[Start Dataset]

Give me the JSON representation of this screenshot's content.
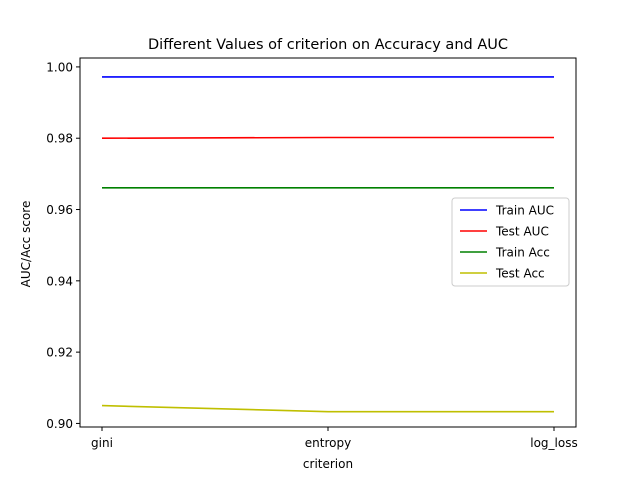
{
  "chart_data": {
    "type": "line",
    "title": "Different Values of criterion on Accuracy and AUC",
    "xlabel": "criterion",
    "ylabel": "AUC/Acc score",
    "categories": [
      "gini",
      "entropy",
      "log_loss"
    ],
    "ylim": [
      0.899,
      1.0025
    ],
    "yticks": [
      0.9,
      0.92,
      0.94,
      0.96,
      0.98,
      1.0
    ],
    "ytick_labels": [
      "0.90",
      "0.92",
      "0.94",
      "0.96",
      "0.98",
      "1.00"
    ],
    "grid": false,
    "legend_position": "center-right",
    "series": [
      {
        "name": "Train AUC",
        "color": "#0000ff",
        "values": [
          0.9972,
          0.9972,
          0.9972
        ]
      },
      {
        "name": "Test AUC",
        "color": "#ff0000",
        "values": [
          0.98,
          0.9802,
          0.9802
        ]
      },
      {
        "name": "Train Acc",
        "color": "#008000",
        "values": [
          0.9661,
          0.9661,
          0.9661
        ]
      },
      {
        "name": "Test Acc",
        "color": "#bfbf00",
        "values": [
          0.905,
          0.9033,
          0.9033
        ]
      }
    ]
  }
}
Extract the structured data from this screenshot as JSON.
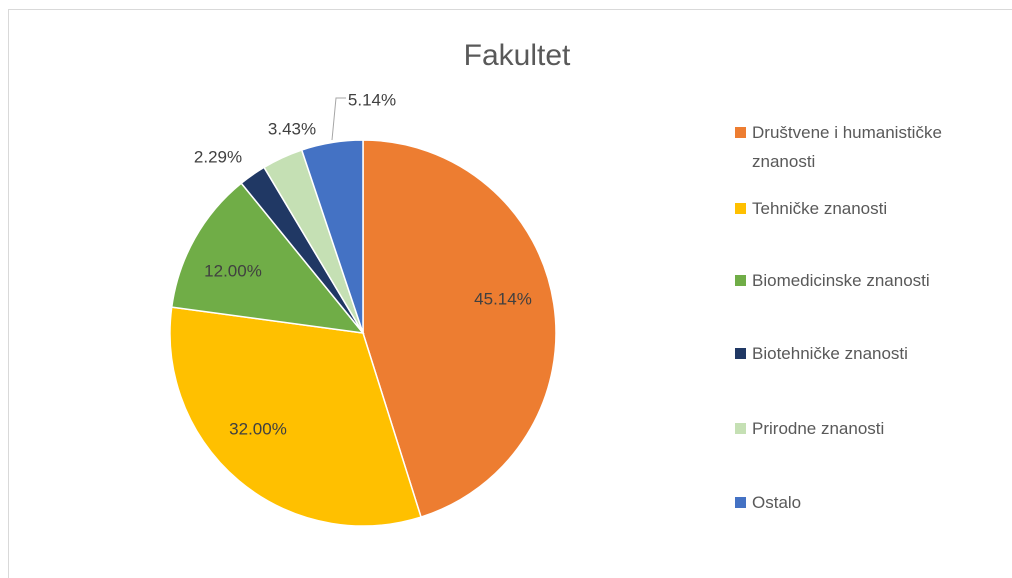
{
  "chart_data": {
    "type": "pie",
    "title": "Fakultet",
    "categories": [
      "Društvene i humanističke znanosti",
      "Tehničke znanosti",
      "Biomedicinske znanosti",
      "Biotehničke znanosti",
      "Prirodne znanosti",
      "Ostalo"
    ],
    "values": [
      45.14,
      32.0,
      12.0,
      2.29,
      3.43,
      5.14
    ],
    "value_labels": [
      "45.14%",
      "32.00%",
      "12.00%",
      "2.29%",
      "3.43%",
      "5.14%"
    ],
    "colors": [
      "#ed7d31",
      "#ffc000",
      "#70ad47",
      "#203864",
      "#c5e0b4",
      "#4472c4"
    ],
    "legend": "right"
  }
}
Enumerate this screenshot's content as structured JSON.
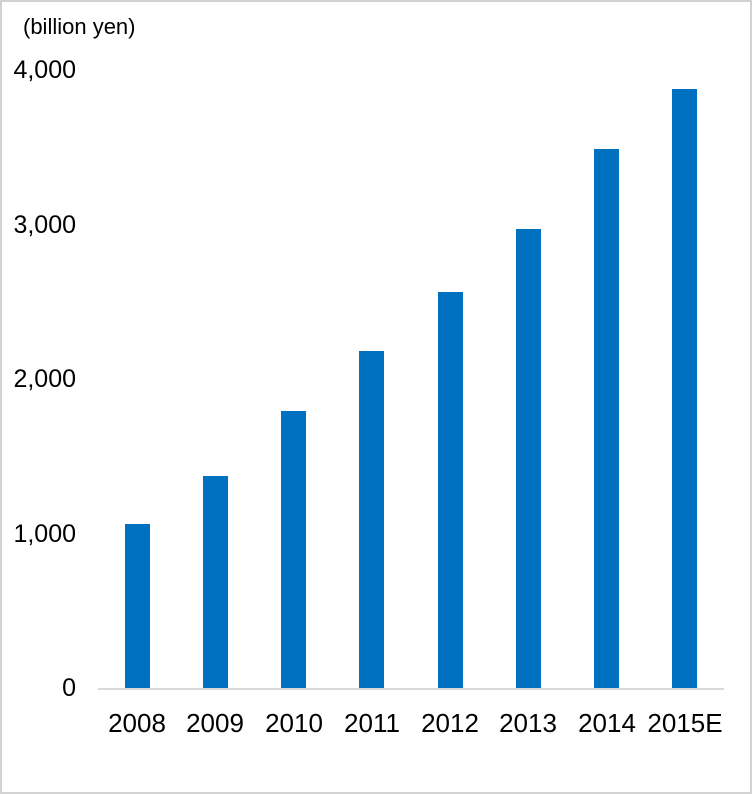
{
  "page": {
    "background": "#FFFFFF",
    "border_color": "#D2D2D2"
  },
  "chart_data": {
    "type": "bar",
    "title": "",
    "unit_label": "(billion yen)",
    "categories": [
      "2008",
      "2009",
      "2010",
      "2011",
      "2012",
      "2013",
      "2014",
      "2015E"
    ],
    "values": [
      1060,
      1370,
      1790,
      2180,
      2560,
      2970,
      3490,
      3880
    ],
    "xlabel": "",
    "ylabel": "(billion yen)",
    "ylim": [
      0,
      4000
    ],
    "yticks": [
      {
        "value": 0,
        "label": "0"
      },
      {
        "value": 1000,
        "label": "1,000"
      },
      {
        "value": 2000,
        "label": "2,000"
      },
      {
        "value": 3000,
        "label": "3,000"
      },
      {
        "value": 4000,
        "label": "4,000"
      }
    ],
    "bar_color": "#0070C0",
    "axis_line_color": "#D9D9D9",
    "text_color": "#000000",
    "grid": false,
    "legend_position": "none"
  }
}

[End Dataset]

◆ **Directions for this task**
Copy every line of the data exactly as written, excluding the pictures.

◆ **Result**
Give me the JSON representation of this screenshot's content.
{
  "chart_data": {
    "type": "line",
    "title": "Different Values of criterion on Accuracy and AUC",
    "xlabel": "criterion",
    "ylabel": "AUC/Acc score",
    "categories": [
      "gini",
      "entropy",
      "log_loss"
    ],
    "ylim": [
      0.899,
      1.0025
    ],
    "yticks": [
      0.9,
      0.92,
      0.94,
      0.96,
      0.98,
      1.0
    ],
    "ytick_labels": [
      "0.90",
      "0.92",
      "0.94",
      "0.96",
      "0.98",
      "1.00"
    ],
    "grid": false,
    "legend_position": "center-right",
    "series": [
      {
        "name": "Train AUC",
        "color": "#0000ff",
        "values": [
          0.9972,
          0.9972,
          0.9972
        ]
      },
      {
        "name": "Test AUC",
        "color": "#ff0000",
        "values": [
          0.98,
          0.9802,
          0.9802
        ]
      },
      {
        "name": "Train Acc",
        "color": "#008000",
        "values": [
          0.9661,
          0.9661,
          0.9661
        ]
      },
      {
        "name": "Test Acc",
        "color": "#bfbf00",
        "values": [
          0.905,
          0.9033,
          0.9033
        ]
      }
    ]
  }
}
Extract the structured data from this screenshot as JSON.
{
  "chart_data": {
    "type": "pie",
    "title": "Fakultet",
    "categories": [
      "Društvene i humanističke znanosti",
      "Tehničke znanosti",
      "Biomedicinske znanosti",
      "Biotehničke znanosti",
      "Prirodne znanosti",
      "Ostalo"
    ],
    "values": [
      45.14,
      32.0,
      12.0,
      2.29,
      3.43,
      5.14
    ],
    "value_labels": [
      "45.14%",
      "32.00%",
      "12.00%",
      "2.29%",
      "3.43%",
      "5.14%"
    ],
    "colors": [
      "#ed7d31",
      "#ffc000",
      "#70ad47",
      "#203864",
      "#c5e0b4",
      "#4472c4"
    ],
    "legend": "right"
  }
}
Enumerate this screenshot's content as structured JSON.
{
  "page": {
    "background": "#FFFFFF",
    "border_color": "#D2D2D2"
  },
  "chart_data": {
    "type": "bar",
    "title": "",
    "unit_label": "(billion yen)",
    "categories": [
      "2008",
      "2009",
      "2010",
      "2011",
      "2012",
      "2013",
      "2014",
      "2015E"
    ],
    "values": [
      1060,
      1370,
      1790,
      2180,
      2560,
      2970,
      3490,
      3880
    ],
    "xlabel": "",
    "ylabel": "(billion yen)",
    "ylim": [
      0,
      4000
    ],
    "yticks": [
      {
        "value": 0,
        "label": "0"
      },
      {
        "value": 1000,
        "label": "1,000"
      },
      {
        "value": 2000,
        "label": "2,000"
      },
      {
        "value": 3000,
        "label": "3,000"
      },
      {
        "value": 4000,
        "label": "4,000"
      }
    ],
    "bar_color": "#0070C0",
    "axis_line_color": "#D9D9D9",
    "text_color": "#000000",
    "grid": false,
    "legend_position": "none"
  }
}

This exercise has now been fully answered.